Aim:
Check each line of the listing below for the string "account", and copy the ones that have it.

Extracted material:
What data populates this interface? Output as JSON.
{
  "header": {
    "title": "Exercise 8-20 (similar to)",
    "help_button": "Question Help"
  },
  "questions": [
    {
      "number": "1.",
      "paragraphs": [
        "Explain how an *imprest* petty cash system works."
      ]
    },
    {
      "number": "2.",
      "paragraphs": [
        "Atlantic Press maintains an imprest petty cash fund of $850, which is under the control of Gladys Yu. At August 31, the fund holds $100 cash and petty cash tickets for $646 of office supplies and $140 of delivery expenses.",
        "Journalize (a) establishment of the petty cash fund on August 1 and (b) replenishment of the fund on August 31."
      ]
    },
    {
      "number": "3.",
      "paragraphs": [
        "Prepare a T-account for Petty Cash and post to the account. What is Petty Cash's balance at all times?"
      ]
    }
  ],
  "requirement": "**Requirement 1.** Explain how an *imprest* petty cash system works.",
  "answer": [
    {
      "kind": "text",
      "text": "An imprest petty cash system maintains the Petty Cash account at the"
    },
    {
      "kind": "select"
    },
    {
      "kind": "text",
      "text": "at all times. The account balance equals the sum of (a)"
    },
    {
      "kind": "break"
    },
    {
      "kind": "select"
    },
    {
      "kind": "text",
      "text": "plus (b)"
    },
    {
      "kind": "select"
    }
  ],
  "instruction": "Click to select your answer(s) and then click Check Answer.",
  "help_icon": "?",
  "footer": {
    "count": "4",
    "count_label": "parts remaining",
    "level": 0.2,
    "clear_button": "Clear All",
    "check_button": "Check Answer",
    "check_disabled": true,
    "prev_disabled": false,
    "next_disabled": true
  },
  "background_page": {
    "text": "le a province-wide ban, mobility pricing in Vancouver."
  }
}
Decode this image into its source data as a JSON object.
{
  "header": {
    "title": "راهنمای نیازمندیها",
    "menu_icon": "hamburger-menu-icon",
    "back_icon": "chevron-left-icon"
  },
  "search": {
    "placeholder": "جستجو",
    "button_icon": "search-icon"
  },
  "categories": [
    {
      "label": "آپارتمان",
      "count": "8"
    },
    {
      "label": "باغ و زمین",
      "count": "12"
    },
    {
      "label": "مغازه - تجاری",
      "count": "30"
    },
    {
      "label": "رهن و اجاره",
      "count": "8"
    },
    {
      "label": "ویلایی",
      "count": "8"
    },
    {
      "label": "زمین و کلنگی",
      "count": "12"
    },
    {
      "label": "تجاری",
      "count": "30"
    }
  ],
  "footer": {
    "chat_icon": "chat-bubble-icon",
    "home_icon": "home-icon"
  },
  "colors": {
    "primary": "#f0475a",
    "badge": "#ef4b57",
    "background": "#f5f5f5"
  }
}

---

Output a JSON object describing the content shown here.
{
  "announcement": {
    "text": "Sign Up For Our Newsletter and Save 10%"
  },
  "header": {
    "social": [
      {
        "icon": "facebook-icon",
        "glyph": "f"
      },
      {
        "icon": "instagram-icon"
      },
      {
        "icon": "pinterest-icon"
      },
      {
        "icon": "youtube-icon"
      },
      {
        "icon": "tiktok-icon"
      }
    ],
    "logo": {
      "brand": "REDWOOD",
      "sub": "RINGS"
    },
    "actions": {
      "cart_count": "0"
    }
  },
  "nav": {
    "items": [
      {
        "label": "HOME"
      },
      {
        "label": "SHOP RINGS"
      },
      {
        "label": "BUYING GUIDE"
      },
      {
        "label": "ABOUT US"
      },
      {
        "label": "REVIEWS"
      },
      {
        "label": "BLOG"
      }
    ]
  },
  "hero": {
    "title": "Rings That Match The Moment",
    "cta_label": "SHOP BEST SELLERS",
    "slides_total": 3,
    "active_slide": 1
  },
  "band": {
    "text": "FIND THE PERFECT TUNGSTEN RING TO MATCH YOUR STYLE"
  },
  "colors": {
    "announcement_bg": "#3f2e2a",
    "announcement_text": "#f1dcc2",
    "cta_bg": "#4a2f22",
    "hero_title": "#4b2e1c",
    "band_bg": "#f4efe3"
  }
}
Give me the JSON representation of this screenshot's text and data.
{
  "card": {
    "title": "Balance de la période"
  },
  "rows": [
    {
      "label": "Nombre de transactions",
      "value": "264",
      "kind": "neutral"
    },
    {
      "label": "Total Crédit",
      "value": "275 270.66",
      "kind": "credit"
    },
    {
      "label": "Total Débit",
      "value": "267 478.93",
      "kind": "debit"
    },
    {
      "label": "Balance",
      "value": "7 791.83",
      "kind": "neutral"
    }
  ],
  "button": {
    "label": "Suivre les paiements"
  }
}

Solved problem:
        "Prepare a T-account for Petty Cash and post to the account. What is Petty Cash's balance at all times?"
      "text": "An imprest petty cash system maintains the Petty Cash account at the"
      "text": "at all times. The account balance equals the sum of (a)"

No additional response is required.